● **SET TASK**
Reproduce the material in full, exactly as written.

(Data listing)
-----

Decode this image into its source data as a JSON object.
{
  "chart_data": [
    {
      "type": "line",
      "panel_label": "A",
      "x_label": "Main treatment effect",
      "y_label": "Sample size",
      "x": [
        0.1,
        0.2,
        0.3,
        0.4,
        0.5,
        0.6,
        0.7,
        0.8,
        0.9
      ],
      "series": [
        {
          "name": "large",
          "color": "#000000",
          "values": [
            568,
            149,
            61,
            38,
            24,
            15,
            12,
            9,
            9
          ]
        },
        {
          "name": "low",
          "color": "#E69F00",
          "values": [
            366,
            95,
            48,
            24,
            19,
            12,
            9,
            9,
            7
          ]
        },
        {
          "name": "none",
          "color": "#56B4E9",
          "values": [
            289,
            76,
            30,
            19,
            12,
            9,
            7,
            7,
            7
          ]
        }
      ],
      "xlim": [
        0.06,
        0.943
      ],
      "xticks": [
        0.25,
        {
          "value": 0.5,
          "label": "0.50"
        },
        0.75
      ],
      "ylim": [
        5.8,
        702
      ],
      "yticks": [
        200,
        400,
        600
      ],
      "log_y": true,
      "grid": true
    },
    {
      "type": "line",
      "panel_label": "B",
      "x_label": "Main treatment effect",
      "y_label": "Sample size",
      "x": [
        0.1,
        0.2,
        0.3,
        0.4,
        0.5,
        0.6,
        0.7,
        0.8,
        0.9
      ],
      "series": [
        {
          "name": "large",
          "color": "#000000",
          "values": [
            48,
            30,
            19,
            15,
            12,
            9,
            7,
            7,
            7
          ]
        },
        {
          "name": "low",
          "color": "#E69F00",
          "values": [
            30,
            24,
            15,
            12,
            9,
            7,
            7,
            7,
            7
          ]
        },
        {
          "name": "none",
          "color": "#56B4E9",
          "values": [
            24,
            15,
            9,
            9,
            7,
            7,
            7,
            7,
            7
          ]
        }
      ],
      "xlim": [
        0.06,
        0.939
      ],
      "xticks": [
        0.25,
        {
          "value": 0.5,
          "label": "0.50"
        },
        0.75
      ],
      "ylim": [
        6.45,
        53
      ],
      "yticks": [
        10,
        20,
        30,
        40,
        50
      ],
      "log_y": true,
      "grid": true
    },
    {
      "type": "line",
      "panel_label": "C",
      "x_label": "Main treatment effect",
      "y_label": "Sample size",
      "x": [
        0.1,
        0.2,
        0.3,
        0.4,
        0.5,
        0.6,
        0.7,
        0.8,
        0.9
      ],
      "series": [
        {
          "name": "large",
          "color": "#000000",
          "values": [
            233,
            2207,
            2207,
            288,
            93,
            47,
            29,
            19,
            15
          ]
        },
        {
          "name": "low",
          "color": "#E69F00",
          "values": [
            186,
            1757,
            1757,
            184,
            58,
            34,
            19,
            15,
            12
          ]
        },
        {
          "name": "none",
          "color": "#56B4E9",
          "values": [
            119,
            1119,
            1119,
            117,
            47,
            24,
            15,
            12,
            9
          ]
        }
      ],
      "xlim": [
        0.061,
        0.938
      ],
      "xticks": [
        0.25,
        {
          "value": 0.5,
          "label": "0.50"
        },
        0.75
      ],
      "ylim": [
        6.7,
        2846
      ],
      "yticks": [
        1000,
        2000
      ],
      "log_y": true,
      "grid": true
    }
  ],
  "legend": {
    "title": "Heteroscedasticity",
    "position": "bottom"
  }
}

-----

● **ANSWER FOR THIS EXERCISE**
Decode this image into its source data as a JSON object.
{
  "chart_data": [
    {
      "type": "line",
      "panel_label": "A",
      "x_label": "Main treatment effect",
      "y_label": "Sample size",
      "x": [
        0.1,
        0.2,
        0.3,
        0.4,
        0.5,
        0.6,
        0.7,
        0.8,
        0.9
      ],
      "series": [
        {
          "name": "large",
          "color": "#000000",
          "values": [
            568,
            149,
            61,
            38,
            24,
            15,
            12,
            9,
            9
          ]
        },
        {
          "name": "low",
          "color": "#E69F00",
          "values": [
            366,
            95,
            48,
            24,
            19,
            12,
            9,
            9,
            7
          ]
        },
        {
          "name": "none",
          "color": "#56B4E9",
          "values": [
            289,
            76,
            30,
            19,
            12,
            9,
            7,
            7,
            7
          ]
        }
      ],
      "xlim": [
        0.06,
        0.943
      ],
      "xticks": [
        0.25,
        {
          "value": 0.5,
          "label": "0.50"
        },
        0.75
      ],
      "ylim": [
        5.8,
        702
      ],
      "yticks": [
        200,
        400,
        600
      ],
      "log_y": true,
      "grid": true
    },
    {
      "type": "line",
      "panel_label": "B",
      "x_label": "Main treatment effect",
      "y_label": "Sample size",
      "x": [
        0.1,
        0.2,
        0.3,
        0.4,
        0.5,
        0.6,
        0.7,
        0.8,
        0.9
      ],
      "series": [
        {
          "name": "large",
          "color": "#000000",
          "values": [
            48,
            30,
            19,
            15,
            12,
            9,
            7,
            7,
            7
          ]
        },
        {
          "name": "low",
          "color": "#E69F00",
          "values": [
            30,
            24,
            15,
            12,
            9,
            7,
            7,
            7,
            7
          ]
        },
        {
          "name": "none",
          "color": "#56B4E9",
          "values": [
            24,
            15,
            9,
            9,
            7,
            7,
            7,
            7,
            7
          ]
        }
      ],
      "xlim": [
        0.06,
        0.939
      ],
      "xticks": [
        0.25,
        {
          "value": 0.5,
          "label": "0.50"
        },
        0.75
      ],
      "ylim": [
        6.45,
        53
      ],
      "yticks": [
        10,
        20,
        30,
        40,
        50
      ],
      "log_y": true,
      "grid": true
    },
    {
      "type": "line",
      "panel_label": "C",
      "x_label": "Main treatment effect",
      "y_label": "Sample size",
      "x": [
        0.1,
        0.2,
        0.3,
        0.4,
        0.5,
        0.6,
        0.7,
        0.8,
        0.9
      ],
      "series": [
        {
          "name": "large",
          "color": "#000000",
          "values": [
            233,
            2207,
            2207,
            288,
            93,
            47,
            29,
            19,
            15
          ]
        },
        {
          "name": "low",
          "color": "#E69F00",
          "values": [
            186,
            1757,
            1757,
            184,
            58,
            34,
            19,
            15,
            12
          ]
        },
        {
          "name": "none",
          "color": "#56B4E9",
          "values": [
            119,
            1119,
            1119,
            117,
            47,
            24,
            15,
            12,
            9
          ]
        }
      ],
      "xlim": [
        0.061,
        0.938
      ],
      "xticks": [
        0.25,
        {
          "value": 0.5,
          "label": "0.50"
        },
        0.75
      ],
      "ylim": [
        6.7,
        2846
      ],
      "yticks": [
        1000,
        2000
      ],
      "log_y": true,
      "grid": true
    }
  ],
  "legend": {
    "title": "Heteroscedasticity",
    "position": "bottom"
  }
}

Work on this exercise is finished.